**TASK DETAILS:** Your task is to locate every line holding the string "LIMIT" and to copy each of them.
## begin MATERIAL TO PROCESS
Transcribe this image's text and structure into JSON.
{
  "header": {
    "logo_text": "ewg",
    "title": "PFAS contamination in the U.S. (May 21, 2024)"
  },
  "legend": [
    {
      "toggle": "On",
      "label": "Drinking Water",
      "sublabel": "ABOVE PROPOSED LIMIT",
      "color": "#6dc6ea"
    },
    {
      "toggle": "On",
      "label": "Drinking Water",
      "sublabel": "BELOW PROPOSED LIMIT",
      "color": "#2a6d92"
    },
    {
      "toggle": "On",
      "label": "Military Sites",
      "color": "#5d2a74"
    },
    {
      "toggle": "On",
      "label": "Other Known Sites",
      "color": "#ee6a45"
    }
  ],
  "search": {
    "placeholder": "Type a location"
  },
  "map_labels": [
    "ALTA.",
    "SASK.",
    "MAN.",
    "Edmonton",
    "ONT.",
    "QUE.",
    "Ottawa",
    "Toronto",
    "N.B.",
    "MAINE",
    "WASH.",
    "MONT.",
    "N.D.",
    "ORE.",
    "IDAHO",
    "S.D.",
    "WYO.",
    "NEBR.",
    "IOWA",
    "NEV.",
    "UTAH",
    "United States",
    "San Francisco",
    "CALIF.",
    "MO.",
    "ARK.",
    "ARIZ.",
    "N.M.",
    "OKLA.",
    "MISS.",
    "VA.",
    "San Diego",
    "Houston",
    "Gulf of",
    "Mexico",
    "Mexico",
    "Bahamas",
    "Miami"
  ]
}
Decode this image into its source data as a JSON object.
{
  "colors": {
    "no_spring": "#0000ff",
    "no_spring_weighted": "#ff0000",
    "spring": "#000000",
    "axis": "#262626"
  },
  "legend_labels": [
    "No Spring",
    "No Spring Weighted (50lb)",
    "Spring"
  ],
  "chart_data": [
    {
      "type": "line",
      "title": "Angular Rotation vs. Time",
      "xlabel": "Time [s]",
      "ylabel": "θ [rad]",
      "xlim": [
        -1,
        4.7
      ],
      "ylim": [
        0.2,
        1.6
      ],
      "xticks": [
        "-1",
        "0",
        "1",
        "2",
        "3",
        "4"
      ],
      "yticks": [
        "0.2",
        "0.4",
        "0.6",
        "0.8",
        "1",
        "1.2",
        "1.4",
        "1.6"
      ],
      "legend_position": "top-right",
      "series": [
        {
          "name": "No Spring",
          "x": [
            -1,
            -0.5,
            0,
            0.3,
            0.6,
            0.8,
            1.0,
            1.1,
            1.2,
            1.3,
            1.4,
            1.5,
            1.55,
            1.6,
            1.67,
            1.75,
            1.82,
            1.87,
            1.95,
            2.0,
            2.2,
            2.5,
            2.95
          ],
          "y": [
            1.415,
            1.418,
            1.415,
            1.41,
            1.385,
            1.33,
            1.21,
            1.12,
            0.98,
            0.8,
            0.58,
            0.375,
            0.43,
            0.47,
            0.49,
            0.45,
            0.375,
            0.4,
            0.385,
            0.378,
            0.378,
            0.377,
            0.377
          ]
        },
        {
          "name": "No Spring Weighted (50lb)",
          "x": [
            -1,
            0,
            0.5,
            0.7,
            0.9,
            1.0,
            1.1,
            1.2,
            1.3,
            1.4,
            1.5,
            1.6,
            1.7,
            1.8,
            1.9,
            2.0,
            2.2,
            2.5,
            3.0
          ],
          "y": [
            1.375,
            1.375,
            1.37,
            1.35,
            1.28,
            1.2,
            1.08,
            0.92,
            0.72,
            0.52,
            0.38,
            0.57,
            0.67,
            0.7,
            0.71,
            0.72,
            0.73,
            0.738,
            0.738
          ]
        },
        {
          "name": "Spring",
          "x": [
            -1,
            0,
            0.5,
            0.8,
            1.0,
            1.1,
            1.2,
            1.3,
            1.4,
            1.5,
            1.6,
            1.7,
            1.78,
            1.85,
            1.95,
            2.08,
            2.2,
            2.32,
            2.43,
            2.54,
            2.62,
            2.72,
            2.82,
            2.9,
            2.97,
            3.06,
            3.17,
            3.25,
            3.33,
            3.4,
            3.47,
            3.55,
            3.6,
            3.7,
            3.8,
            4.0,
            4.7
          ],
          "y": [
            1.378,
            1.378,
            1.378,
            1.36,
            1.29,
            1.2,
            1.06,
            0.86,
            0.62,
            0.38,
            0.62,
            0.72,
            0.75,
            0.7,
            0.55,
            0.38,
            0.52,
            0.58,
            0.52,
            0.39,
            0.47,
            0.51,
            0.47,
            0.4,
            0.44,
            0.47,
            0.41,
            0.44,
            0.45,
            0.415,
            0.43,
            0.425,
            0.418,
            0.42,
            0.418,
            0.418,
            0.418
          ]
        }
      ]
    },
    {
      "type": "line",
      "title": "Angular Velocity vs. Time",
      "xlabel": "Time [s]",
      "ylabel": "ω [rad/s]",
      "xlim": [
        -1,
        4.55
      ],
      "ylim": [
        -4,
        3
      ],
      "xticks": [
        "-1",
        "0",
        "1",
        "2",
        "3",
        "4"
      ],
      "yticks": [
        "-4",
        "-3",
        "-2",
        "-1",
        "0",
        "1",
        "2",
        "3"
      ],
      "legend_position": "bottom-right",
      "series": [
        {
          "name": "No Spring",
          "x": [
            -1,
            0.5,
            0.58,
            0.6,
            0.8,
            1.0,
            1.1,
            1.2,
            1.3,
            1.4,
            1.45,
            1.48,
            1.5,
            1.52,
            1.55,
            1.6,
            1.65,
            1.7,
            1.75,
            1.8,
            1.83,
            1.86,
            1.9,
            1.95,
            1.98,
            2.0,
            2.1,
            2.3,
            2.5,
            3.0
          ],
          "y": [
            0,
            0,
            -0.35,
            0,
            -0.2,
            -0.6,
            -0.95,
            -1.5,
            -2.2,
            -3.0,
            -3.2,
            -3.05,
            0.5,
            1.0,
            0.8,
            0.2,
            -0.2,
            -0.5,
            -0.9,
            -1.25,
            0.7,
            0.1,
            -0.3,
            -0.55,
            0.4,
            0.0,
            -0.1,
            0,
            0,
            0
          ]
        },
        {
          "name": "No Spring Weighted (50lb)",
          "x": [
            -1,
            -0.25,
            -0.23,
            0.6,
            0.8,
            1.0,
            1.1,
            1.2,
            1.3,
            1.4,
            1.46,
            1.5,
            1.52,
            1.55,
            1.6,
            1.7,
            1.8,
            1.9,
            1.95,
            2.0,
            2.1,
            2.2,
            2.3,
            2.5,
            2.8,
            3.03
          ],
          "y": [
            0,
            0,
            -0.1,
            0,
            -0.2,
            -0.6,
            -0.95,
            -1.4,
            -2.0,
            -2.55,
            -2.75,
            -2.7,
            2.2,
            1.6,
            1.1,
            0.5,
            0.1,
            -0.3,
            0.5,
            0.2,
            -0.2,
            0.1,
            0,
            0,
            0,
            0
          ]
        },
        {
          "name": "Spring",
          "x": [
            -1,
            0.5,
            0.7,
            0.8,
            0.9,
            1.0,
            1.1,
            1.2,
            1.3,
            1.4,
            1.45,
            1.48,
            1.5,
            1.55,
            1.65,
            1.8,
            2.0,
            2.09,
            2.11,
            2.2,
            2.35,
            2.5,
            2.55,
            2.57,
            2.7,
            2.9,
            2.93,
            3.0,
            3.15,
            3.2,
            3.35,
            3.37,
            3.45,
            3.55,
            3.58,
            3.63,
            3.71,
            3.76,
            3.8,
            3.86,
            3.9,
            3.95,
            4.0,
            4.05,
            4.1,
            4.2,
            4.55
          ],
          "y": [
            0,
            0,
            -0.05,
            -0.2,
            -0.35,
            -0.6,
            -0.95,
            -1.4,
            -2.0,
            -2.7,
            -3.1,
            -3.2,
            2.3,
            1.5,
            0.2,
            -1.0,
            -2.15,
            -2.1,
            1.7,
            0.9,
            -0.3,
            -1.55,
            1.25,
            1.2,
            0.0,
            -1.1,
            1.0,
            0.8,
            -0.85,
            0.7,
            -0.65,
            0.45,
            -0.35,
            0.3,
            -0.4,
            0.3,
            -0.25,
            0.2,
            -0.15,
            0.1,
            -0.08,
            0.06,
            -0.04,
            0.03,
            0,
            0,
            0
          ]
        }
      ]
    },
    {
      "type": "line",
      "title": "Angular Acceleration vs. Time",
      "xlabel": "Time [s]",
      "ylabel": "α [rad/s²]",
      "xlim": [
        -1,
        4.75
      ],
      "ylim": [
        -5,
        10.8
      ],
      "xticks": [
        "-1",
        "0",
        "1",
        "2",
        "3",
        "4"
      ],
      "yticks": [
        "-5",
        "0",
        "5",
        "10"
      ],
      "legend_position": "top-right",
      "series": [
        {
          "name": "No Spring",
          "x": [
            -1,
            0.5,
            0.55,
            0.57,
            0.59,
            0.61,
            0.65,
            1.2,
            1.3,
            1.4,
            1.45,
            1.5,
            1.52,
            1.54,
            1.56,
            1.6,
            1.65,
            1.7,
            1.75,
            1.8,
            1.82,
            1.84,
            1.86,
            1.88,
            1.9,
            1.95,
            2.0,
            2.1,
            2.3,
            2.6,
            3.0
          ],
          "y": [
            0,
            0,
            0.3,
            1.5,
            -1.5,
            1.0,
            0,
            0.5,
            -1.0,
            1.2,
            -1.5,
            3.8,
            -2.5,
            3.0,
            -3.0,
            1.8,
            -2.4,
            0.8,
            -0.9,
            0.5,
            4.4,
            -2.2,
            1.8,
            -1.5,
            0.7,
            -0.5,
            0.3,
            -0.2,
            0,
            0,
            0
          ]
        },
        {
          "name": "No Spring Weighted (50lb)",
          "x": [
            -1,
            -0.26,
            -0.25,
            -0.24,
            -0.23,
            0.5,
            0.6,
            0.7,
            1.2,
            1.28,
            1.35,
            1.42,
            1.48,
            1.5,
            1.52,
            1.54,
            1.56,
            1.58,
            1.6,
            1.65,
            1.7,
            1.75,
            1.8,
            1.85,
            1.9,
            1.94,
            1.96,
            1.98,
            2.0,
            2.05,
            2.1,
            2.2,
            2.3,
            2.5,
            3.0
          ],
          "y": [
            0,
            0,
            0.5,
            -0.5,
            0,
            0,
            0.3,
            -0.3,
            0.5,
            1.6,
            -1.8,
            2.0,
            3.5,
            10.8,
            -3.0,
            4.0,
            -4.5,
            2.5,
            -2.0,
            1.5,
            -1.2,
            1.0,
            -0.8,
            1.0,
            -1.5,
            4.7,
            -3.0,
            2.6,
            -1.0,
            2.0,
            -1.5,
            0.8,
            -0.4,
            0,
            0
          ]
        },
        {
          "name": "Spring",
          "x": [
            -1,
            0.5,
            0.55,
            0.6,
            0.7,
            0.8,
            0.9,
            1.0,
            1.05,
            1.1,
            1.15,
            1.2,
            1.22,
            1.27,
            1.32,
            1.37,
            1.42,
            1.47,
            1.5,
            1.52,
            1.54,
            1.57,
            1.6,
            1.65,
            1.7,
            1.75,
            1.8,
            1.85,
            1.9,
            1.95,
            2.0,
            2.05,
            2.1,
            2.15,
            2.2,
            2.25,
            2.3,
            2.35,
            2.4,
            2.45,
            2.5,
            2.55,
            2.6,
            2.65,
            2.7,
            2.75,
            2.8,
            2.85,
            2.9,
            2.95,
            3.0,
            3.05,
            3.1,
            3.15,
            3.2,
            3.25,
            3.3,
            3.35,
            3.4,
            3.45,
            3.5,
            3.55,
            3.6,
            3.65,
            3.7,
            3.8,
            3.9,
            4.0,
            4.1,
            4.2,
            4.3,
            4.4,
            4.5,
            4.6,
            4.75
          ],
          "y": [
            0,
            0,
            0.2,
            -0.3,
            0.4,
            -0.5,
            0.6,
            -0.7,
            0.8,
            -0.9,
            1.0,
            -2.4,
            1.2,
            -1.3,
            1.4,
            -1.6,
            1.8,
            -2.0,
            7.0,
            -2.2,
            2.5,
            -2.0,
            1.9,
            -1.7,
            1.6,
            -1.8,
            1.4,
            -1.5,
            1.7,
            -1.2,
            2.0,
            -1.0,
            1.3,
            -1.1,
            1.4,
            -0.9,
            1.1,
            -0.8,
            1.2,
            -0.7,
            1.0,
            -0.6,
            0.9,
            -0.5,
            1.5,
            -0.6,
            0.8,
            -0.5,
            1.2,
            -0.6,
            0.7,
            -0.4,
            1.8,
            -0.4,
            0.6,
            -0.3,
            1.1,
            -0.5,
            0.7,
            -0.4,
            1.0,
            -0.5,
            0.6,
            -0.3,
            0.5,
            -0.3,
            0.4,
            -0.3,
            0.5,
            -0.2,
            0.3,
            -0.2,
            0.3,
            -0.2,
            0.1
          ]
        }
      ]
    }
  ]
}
## end MATERIAL TO PROCESS
**EXERCISE OUTPUT:**
      "sublabel": "ABOVE PROPOSED LIMIT",
      "sublabel": "BELOW PROPOSED LIMIT",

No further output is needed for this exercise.